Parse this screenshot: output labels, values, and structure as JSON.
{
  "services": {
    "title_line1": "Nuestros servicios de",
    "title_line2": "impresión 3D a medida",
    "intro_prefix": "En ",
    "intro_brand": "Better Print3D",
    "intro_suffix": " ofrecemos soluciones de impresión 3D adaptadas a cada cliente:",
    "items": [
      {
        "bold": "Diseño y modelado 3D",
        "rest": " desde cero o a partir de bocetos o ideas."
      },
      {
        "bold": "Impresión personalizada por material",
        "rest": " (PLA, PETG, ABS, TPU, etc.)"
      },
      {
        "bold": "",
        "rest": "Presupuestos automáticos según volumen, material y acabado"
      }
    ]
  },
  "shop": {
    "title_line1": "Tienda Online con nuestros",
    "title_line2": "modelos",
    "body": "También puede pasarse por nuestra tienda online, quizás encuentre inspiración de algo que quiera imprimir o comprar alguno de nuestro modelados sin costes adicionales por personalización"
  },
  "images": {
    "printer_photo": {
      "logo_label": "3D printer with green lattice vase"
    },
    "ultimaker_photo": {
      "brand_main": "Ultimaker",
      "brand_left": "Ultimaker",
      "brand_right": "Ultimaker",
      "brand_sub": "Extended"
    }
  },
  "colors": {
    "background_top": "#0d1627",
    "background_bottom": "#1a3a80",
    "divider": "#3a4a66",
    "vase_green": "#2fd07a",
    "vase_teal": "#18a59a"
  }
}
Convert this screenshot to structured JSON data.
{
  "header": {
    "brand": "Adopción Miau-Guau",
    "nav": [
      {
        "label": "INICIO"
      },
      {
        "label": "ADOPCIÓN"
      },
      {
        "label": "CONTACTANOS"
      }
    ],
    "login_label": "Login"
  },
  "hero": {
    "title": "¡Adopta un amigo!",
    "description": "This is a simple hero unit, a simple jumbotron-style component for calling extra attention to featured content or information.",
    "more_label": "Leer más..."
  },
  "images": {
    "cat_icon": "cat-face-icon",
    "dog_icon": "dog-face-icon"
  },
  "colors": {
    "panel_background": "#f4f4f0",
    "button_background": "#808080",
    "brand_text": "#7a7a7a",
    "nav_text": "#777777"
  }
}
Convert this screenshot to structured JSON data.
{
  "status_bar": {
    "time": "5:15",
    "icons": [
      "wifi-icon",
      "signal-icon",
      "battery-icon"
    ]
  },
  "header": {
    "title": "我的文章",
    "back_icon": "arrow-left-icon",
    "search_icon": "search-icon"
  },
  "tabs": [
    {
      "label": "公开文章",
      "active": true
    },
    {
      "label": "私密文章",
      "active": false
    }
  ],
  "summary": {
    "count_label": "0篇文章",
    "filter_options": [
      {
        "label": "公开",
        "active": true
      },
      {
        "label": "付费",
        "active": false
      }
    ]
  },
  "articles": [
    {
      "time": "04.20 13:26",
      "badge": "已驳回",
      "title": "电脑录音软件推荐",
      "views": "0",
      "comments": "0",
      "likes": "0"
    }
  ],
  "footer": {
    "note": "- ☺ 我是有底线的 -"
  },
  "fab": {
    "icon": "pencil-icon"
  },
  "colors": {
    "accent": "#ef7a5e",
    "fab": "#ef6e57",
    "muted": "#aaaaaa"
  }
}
----------
Task description - State how many lines of the records above contain the word "face", and give only that number.

Result of this exercise - 2